§ Data shown:

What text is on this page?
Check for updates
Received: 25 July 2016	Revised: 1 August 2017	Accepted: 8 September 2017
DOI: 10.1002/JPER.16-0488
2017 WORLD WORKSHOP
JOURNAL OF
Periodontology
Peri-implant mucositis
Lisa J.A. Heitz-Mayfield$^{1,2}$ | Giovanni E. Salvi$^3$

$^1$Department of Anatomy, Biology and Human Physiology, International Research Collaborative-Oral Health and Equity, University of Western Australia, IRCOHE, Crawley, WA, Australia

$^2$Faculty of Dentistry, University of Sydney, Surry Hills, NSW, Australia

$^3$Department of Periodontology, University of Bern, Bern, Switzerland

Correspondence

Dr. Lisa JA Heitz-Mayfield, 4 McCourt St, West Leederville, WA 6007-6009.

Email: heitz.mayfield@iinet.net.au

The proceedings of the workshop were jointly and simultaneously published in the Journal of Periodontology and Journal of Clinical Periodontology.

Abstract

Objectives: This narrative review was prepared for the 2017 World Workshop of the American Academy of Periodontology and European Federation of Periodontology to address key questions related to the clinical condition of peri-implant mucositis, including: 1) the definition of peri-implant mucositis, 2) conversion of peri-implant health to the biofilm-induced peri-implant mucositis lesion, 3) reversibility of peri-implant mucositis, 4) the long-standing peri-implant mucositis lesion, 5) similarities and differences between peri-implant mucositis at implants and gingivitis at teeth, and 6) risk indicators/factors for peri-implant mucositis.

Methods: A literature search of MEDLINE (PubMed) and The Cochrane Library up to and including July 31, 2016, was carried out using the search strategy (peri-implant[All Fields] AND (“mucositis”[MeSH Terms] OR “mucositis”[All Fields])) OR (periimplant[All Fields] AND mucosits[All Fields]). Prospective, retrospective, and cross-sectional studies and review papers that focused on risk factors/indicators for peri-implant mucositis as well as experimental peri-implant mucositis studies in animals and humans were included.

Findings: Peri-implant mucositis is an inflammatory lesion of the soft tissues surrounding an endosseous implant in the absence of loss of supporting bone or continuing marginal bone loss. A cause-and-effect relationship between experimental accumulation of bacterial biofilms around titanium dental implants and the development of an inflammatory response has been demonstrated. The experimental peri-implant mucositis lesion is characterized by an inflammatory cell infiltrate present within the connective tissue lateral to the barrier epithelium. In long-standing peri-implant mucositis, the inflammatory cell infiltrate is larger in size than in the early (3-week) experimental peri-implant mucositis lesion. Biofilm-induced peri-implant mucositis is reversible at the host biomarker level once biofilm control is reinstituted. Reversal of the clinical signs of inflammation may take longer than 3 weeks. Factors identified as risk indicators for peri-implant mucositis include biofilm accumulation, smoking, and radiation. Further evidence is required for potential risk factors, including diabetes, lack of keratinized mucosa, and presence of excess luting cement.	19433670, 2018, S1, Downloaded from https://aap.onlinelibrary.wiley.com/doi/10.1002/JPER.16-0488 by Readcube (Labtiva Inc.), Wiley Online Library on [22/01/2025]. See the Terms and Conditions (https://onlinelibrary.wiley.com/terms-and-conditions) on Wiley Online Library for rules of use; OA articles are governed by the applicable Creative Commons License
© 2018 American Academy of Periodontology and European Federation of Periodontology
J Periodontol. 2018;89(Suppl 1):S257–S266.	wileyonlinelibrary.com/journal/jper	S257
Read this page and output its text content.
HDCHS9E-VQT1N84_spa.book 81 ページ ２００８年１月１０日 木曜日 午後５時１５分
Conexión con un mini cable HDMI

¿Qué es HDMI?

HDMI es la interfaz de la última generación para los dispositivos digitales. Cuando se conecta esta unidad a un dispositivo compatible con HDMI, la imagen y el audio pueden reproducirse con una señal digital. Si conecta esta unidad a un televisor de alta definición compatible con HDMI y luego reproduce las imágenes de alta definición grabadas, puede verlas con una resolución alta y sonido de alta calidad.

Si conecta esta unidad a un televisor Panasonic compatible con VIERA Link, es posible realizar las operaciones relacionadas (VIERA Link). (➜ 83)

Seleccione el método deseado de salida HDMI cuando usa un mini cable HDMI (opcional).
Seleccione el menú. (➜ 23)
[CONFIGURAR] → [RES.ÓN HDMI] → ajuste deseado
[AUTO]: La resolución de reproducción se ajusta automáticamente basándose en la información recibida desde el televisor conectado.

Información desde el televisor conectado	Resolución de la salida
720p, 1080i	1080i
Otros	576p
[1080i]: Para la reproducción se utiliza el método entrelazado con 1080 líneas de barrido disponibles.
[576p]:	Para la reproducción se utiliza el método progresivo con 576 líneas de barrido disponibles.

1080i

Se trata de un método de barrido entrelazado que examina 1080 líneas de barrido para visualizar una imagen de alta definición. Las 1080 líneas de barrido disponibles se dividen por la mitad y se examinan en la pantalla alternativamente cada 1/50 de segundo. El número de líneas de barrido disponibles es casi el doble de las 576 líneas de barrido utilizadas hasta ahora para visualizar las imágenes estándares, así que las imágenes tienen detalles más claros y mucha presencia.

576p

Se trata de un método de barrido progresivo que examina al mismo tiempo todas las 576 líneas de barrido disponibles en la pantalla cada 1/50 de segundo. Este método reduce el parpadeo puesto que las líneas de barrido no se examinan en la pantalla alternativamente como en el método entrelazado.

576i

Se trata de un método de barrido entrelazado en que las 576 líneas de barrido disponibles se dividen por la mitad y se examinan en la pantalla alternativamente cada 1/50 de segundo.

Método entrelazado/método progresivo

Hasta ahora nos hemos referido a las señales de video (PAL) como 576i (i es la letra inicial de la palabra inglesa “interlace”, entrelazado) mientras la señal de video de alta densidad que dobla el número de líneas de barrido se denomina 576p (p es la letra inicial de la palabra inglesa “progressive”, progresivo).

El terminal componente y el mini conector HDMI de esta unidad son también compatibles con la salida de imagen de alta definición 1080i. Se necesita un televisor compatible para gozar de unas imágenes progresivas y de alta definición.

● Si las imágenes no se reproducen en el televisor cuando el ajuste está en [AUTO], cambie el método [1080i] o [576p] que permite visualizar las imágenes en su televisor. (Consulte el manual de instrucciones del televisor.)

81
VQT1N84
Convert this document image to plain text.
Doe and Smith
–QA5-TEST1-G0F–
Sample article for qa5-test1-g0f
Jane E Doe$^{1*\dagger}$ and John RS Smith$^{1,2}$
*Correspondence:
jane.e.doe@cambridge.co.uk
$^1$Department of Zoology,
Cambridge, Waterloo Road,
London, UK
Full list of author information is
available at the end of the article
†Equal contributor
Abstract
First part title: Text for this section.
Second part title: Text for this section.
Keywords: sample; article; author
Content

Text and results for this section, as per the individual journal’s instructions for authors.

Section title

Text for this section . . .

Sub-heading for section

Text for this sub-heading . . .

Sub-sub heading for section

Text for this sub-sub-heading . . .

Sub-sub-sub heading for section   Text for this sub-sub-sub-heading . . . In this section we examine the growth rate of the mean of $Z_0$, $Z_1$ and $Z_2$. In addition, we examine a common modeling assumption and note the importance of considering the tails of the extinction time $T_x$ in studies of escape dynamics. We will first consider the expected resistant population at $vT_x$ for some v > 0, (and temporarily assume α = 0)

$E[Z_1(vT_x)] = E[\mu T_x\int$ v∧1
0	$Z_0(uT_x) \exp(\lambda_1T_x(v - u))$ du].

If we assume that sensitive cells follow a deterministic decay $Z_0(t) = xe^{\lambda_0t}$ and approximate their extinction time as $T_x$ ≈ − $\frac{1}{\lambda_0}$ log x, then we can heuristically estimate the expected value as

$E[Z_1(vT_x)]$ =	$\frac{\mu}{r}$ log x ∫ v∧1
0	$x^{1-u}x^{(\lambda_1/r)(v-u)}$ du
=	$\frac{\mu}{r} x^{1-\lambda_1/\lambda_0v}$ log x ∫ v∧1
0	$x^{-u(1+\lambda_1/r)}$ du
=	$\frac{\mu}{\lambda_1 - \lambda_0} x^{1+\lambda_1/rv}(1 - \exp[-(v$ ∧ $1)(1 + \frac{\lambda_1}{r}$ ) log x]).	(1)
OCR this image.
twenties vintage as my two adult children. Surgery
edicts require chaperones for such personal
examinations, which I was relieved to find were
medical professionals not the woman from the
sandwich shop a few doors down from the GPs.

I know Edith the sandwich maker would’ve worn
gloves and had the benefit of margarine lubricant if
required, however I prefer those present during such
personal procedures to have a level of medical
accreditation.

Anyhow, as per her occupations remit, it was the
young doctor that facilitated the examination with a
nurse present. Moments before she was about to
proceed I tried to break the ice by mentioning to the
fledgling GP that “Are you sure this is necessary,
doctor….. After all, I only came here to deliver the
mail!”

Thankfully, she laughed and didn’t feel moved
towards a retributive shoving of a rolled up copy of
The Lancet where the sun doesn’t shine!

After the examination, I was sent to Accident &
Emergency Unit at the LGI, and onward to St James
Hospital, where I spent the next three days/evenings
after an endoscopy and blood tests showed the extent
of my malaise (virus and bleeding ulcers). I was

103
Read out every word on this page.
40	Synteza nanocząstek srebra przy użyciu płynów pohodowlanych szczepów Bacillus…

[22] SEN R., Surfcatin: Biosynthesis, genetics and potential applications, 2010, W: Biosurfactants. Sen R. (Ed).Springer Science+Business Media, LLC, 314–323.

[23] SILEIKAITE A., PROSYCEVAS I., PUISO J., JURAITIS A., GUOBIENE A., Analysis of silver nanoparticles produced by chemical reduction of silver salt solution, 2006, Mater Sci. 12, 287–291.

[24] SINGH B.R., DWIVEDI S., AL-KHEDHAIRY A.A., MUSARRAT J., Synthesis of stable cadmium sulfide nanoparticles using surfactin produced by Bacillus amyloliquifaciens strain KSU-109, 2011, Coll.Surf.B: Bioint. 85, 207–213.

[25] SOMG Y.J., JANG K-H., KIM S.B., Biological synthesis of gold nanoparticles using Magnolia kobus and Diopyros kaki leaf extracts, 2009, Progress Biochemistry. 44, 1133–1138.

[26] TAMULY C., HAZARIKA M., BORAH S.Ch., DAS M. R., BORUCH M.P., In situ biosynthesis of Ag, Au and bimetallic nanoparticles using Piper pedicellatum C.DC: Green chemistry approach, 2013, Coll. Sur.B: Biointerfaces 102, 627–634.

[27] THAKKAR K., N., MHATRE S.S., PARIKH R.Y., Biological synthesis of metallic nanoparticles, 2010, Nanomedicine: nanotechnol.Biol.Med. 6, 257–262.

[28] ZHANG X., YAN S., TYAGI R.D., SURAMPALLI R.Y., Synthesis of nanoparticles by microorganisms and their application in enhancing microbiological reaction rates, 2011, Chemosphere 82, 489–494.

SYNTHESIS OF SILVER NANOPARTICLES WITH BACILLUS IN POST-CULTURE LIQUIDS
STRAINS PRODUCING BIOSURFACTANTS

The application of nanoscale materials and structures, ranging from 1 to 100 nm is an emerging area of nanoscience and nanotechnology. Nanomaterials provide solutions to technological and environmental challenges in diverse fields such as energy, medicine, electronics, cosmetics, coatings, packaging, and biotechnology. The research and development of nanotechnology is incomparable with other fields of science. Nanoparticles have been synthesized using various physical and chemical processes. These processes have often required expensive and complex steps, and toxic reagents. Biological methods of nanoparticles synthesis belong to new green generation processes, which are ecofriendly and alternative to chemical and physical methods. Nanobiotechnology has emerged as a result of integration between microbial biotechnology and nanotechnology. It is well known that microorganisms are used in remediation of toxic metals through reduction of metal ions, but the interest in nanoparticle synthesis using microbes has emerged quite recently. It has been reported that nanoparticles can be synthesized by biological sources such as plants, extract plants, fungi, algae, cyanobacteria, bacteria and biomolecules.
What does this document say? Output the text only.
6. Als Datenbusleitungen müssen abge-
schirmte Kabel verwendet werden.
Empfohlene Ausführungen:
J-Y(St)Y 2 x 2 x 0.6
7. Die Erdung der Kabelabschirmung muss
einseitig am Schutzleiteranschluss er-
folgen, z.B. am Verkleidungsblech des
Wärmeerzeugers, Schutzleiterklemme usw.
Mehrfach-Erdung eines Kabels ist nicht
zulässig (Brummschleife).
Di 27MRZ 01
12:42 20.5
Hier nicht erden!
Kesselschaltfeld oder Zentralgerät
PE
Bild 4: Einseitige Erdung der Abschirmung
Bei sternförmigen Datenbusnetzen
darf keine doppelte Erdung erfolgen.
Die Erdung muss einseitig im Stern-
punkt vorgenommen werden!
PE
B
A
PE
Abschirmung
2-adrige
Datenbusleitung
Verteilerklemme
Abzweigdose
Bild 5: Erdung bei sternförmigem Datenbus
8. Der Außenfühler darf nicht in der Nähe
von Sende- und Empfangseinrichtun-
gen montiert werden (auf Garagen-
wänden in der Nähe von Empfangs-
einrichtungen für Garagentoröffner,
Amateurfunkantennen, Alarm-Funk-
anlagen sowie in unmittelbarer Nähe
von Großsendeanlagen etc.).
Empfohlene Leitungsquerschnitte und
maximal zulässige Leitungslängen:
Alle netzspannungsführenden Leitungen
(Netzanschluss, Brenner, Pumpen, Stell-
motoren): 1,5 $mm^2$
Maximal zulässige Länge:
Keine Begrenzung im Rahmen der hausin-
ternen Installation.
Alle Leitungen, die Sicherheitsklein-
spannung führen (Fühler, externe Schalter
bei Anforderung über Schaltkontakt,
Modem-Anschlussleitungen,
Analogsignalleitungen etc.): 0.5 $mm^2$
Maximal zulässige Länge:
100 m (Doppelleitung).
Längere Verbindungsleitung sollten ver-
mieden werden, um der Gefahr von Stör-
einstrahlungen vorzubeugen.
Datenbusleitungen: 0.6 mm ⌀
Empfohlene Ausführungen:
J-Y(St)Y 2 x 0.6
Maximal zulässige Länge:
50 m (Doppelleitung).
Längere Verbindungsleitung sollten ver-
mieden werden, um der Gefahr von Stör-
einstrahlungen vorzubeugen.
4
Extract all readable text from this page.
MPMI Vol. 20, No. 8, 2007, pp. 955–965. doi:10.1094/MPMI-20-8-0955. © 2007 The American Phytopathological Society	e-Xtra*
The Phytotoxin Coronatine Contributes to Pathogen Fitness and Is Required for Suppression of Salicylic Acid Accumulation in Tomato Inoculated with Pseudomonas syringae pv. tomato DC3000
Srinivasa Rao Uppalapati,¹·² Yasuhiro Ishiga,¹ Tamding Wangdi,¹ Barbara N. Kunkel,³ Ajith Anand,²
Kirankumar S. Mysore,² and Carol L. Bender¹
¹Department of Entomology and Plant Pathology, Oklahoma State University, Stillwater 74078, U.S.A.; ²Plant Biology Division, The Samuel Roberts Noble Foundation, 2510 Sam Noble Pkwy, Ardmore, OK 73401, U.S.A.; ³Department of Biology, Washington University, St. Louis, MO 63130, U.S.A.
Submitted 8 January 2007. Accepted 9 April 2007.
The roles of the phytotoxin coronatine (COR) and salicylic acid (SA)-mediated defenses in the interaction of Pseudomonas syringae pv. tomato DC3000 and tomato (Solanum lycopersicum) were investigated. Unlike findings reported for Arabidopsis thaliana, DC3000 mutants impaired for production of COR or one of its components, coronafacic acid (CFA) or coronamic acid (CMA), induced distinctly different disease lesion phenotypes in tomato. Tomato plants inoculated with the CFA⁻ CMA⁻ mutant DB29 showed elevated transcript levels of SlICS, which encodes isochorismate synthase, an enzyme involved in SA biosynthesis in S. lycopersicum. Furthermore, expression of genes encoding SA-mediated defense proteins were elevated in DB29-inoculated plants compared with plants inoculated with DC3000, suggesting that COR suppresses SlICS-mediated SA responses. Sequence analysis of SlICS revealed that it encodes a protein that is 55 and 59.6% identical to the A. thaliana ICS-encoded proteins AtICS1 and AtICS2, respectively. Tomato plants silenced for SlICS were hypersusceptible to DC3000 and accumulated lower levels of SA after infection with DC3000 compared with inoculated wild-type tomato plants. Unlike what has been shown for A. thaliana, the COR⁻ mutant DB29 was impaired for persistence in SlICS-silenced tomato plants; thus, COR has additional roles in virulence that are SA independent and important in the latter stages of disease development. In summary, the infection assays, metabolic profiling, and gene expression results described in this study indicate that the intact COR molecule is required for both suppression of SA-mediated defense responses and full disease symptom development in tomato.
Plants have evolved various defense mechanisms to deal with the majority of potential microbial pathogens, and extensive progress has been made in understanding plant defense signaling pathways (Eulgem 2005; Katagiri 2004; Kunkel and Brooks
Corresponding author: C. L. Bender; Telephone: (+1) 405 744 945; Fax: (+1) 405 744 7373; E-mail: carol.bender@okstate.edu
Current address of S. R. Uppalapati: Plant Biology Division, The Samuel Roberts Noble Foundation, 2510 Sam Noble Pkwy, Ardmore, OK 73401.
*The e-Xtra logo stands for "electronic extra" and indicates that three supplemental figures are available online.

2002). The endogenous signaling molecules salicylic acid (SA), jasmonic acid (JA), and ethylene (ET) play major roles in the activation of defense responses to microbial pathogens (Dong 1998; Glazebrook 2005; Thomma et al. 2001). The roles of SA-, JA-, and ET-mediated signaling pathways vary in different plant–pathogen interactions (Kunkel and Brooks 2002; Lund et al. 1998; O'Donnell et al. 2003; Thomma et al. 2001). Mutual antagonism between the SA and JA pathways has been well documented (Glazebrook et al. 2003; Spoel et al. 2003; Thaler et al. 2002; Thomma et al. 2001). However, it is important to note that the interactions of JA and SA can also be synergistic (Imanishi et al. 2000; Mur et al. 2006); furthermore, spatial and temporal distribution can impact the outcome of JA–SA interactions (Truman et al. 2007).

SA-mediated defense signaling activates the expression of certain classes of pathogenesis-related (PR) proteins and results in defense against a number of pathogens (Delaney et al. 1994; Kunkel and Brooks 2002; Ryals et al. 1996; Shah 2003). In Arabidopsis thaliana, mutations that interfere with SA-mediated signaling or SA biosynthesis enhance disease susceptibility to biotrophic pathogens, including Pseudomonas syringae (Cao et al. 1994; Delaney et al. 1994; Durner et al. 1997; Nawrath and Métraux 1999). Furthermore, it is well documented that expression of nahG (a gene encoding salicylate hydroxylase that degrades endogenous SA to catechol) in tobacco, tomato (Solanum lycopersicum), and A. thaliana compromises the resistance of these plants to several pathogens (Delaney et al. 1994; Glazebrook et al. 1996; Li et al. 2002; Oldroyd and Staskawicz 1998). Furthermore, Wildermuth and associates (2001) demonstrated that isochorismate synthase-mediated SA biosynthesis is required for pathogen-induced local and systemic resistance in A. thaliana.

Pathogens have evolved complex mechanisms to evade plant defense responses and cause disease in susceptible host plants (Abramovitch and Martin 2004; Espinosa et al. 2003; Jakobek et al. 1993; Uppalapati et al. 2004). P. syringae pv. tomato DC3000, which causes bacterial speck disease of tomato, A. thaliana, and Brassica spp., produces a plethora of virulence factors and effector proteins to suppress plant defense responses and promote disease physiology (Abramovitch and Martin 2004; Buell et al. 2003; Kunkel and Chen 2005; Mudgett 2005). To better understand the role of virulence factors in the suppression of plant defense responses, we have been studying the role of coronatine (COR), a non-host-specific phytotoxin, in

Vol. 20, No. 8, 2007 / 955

§ Exercise brief: If a line in the material above contains the word "dividen", copy it.

§ Output of the task:
Se trata de un método de barrido entrelazado que examina 1080 líneas de barrido para visualizar una imagen de alta definición. Las 1080 líneas de barrido disponibles se dividen por la mitad y se examinan en la pantalla alternativamente cada 1/50 de segundo. El número de líneas de barrido disponibles es casi el doble de las 576 líneas de barrido utilizadas hasta ahora para visualizar las imágenes estándares, así que las imágenes tienen detalles más claros y mucha presencia.
Se trata de un método de barrido entrelazado en que las 576 líneas de barrido disponibles se dividen por la mitad y se examinan en la pantalla alternativamente cada 1/50 de segundo.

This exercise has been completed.